-- Start of Task data --

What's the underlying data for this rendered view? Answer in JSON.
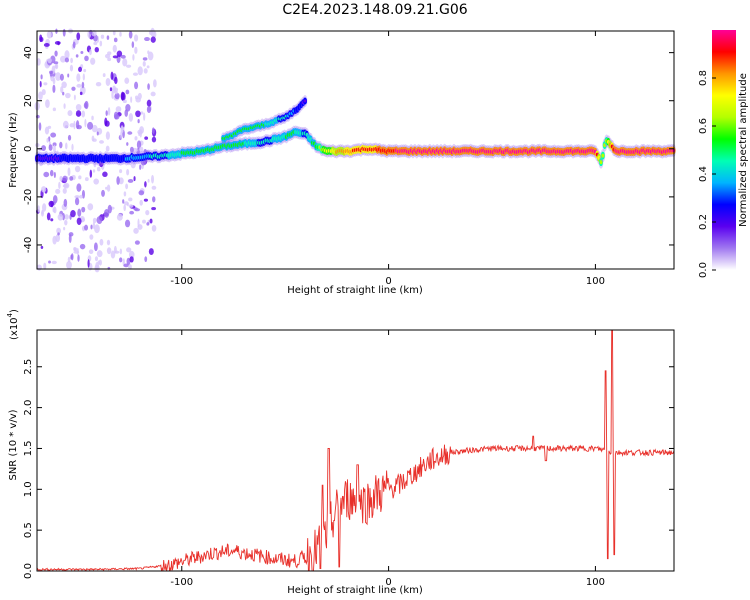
{
  "title": "C2E4.2023.148.09.21.G06",
  "chart_data": [
    {
      "type": "heatmap",
      "xlabel": "Height of straight line (km)",
      "ylabel": "Frequency (Hz)",
      "xlim": [
        -170,
        138
      ],
      "ylim": [
        -50,
        49
      ],
      "xticks": [
        -100,
        0,
        100
      ],
      "yticks": [
        -40,
        -20,
        0,
        20,
        40
      ],
      "colorbar": {
        "label": "Normalized spectral amplitude",
        "range": [
          0,
          1
        ],
        "ticks": [
          "0.0",
          "0.2",
          "0.4",
          "0.6",
          "0.8"
        ],
        "colors": [
          "#ffffff",
          "#a078f0",
          "#5a00f0",
          "#0000ff",
          "#00b4ff",
          "#00ffb4",
          "#00ff00",
          "#b4ff00",
          "#ffff00",
          "#ff9600",
          "#ff0000",
          "#ff0096"
        ]
      },
      "main_ridge": {
        "x": [
          -170,
          -150,
          -130,
          -110,
          -100,
          -90,
          -80,
          -70,
          -60,
          -50,
          -45,
          -40,
          -35,
          -30,
          -20,
          -10,
          0,
          20,
          50,
          80,
          100,
          103,
          105,
          108,
          110,
          120,
          138
        ],
        "y": [
          -4,
          -4,
          -4,
          -3,
          -2,
          -1,
          1,
          2,
          3,
          5,
          7,
          6,
          1,
          -1,
          -1,
          0,
          -1,
          -1,
          -1,
          -1,
          -1,
          -6,
          4,
          1,
          -1,
          -1,
          -1
        ],
        "peak_amplitude": [
          0.2,
          0.25,
          0.3,
          0.45,
          0.5,
          0.55,
          0.55,
          0.5,
          0.45,
          0.5,
          0.5,
          0.45,
          0.55,
          0.7,
          0.85,
          0.9,
          0.95,
          0.98,
          1.0,
          1.0,
          1.0,
          0.6,
          0.6,
          0.9,
          1.0,
          1.0,
          1.0
        ]
      },
      "second_ridge": {
        "x": [
          -80,
          -70,
          -60,
          -50,
          -45,
          -40
        ],
        "y": [
          4,
          8,
          10,
          13,
          16,
          20
        ],
        "peak_amplitude": [
          0.5,
          0.55,
          0.5,
          0.45,
          0.3,
          0.2
        ]
      },
      "noise_region_x": [
        -170,
        -125
      ]
    },
    {
      "type": "line",
      "xlabel": "Height of straight line (km)",
      "ylabel": "SNR (10 * v/v)",
      "y_multiplier": "(x10",
      "y_multiplier_exp": "4",
      "y_multiplier_close": ")",
      "xlim": [
        -170,
        138
      ],
      "ylim": [
        0,
        2.95
      ],
      "xticks": [
        -100,
        0,
        100
      ],
      "yticks": [
        0.0,
        0.5,
        1.0,
        1.5,
        2.0,
        2.5
      ],
      "color": "#e8302a",
      "envelope": {
        "x": [
          -170,
          -140,
          -120,
          -105,
          -95,
          -85,
          -75,
          -65,
          -55,
          -45,
          -35,
          -30,
          -25,
          -20,
          -15,
          -10,
          -5,
          0,
          5,
          10,
          15,
          20,
          30,
          40,
          50,
          60,
          70,
          80,
          90,
          100,
          105,
          108,
          110,
          112,
          120,
          130,
          138
        ],
        "y": [
          0.02,
          0.02,
          0.03,
          0.08,
          0.15,
          0.22,
          0.25,
          0.2,
          0.15,
          0.12,
          0.25,
          0.45,
          0.75,
          0.9,
          0.85,
          0.85,
          0.95,
          1.0,
          1.05,
          1.15,
          1.25,
          1.35,
          1.45,
          1.48,
          1.5,
          1.5,
          1.5,
          1.5,
          1.5,
          1.5,
          1.48,
          1.45,
          1.45,
          1.45,
          1.45,
          1.45,
          1.45
        ]
      },
      "spikes": [
        {
          "x": -29,
          "y": 1.5
        },
        {
          "x": -32,
          "y": 1.05
        },
        {
          "x": -33,
          "y": 0.03
        },
        {
          "x": -24,
          "y": 0.05
        },
        {
          "x": -15,
          "y": 1.3
        },
        {
          "x": 70,
          "y": 1.65
        },
        {
          "x": 76,
          "y": 1.35
        },
        {
          "x": 105,
          "y": 2.45
        },
        {
          "x": 106,
          "y": 0.15
        },
        {
          "x": 108,
          "y": 2.95
        },
        {
          "x": 109,
          "y": 0.2
        }
      ]
    }
  ]
}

-- End of Task data --

> **Aim of the task**:
Would you set down the listing exactly, omitting pictures?

> **Output of the exercise**:
What's the underlying data for this rendered view? Answer in JSON.
{
  "title": "C2E4.2023.148.09.21.G06",
  "chart_data": [
    {
      "type": "heatmap",
      "xlabel": "Height of straight line (km)",
      "ylabel": "Frequency (Hz)",
      "xlim": [
        -170,
        138
      ],
      "ylim": [
        -50,
        49
      ],
      "xticks": [
        -100,
        0,
        100
      ],
      "yticks": [
        -40,
        -20,
        0,
        20,
        40
      ],
      "colorbar": {
        "label": "Normalized spectral amplitude",
        "range": [
          0,
          1
        ],
        "ticks": [
          "0.0",
          "0.2",
          "0.4",
          "0.6",
          "0.8"
        ],
        "colors": [
          "#ffffff",
          "#a078f0",
          "#5a00f0",
          "#0000ff",
          "#00b4ff",
          "#00ffb4",
          "#00ff00",
          "#b4ff00",
          "#ffff00",
          "#ff9600",
          "#ff0000",
          "#ff0096"
        ]
      },
      "main_ridge": {
        "x": [
          -170,
          -150,
          -130,
          -110,
          -100,
          -90,
          -80,
          -70,
          -60,
          -50,
          -45,
          -40,
          -35,
          -30,
          -20,
          -10,
          0,
          20,
          50,
          80,
          100,
          103,
          105,
          108,
          110,
          120,
          138
        ],
        "y": [
          -4,
          -4,
          -4,
          -3,
          -2,
          -1,
          1,
          2,
          3,
          5,
          7,
          6,
          1,
          -1,
          -1,
          0,
          -1,
          -1,
          -1,
          -1,
          -1,
          -6,
          4,
          1,
          -1,
          -1,
          -1
        ],
        "peak_amplitude": [
          0.2,
          0.25,
          0.3,
          0.45,
          0.5,
          0.55,
          0.55,
          0.5,
          0.45,
          0.5,
          0.5,
          0.45,
          0.55,
          0.7,
          0.85,
          0.9,
          0.95,
          0.98,
          1.0,
          1.0,
          1.0,
          0.6,
          0.6,
          0.9,
          1.0,
          1.0,
          1.0
        ]
      },
      "second_ridge": {
        "x": [
          -80,
          -70,
          -60,
          -50,
          -45,
          -40
        ],
        "y": [
          4,
          8,
          10,
          13,
          16,
          20
        ],
        "peak_amplitude": [
          0.5,
          0.55,
          0.5,
          0.45,
          0.3,
          0.2
        ]
      },
      "noise_region_x": [
        -170,
        -125
      ]
    },
    {
      "type": "line",
      "xlabel": "Height of straight line (km)",
      "ylabel": "SNR (10 * v/v)",
      "y_multiplier": "(x10",
      "y_multiplier_exp": "4",
      "y_multiplier_close": ")",
      "xlim": [
        -170,
        138
      ],
      "ylim": [
        0,
        2.95
      ],
      "xticks": [
        -100,
        0,
        100
      ],
      "yticks": [
        0.0,
        0.5,
        1.0,
        1.5,
        2.0,
        2.5
      ],
      "color": "#e8302a",
      "envelope": {
        "x": [
          -170,
          -140,
          -120,
          -105,
          -95,
          -85,
          -75,
          -65,
          -55,
          -45,
          -35,
          -30,
          -25,
          -20,
          -15,
          -10,
          -5,
          0,
          5,
          10,
          15,
          20,
          30,
          40,
          50,
          60,
          70,
          80,
          90,
          100,
          105,
          108,
          110,
          112,
          120,
          130,
          138
        ],
        "y": [
          0.02,
          0.02,
          0.03,
          0.08,
          0.15,
          0.22,
          0.25,
          0.2,
          0.15,
          0.12,
          0.25,
          0.45,
          0.75,
          0.9,
          0.85,
          0.85,
          0.95,
          1.0,
          1.05,
          1.15,
          1.25,
          1.35,
          1.45,
          1.48,
          1.5,
          1.5,
          1.5,
          1.5,
          1.5,
          1.5,
          1.48,
          1.45,
          1.45,
          1.45,
          1.45,
          1.45,
          1.45
        ]
      },
      "spikes": [
        {
          "x": -29,
          "y": 1.5
        },
        {
          "x": -32,
          "y": 1.05
        },
        {
          "x": -33,
          "y": 0.03
        },
        {
          "x": -24,
          "y": 0.05
        },
        {
          "x": -15,
          "y": 1.3
        },
        {
          "x": 70,
          "y": 1.65
        },
        {
          "x": 76,
          "y": 1.35
        },
        {
          "x": 105,
          "y": 2.45
        },
        {
          "x": 106,
          "y": 0.15
        },
        {
          "x": 108,
          "y": 2.95
        },
        {
          "x": 109,
          "y": 0.2
        }
      ]
    }
  ]
}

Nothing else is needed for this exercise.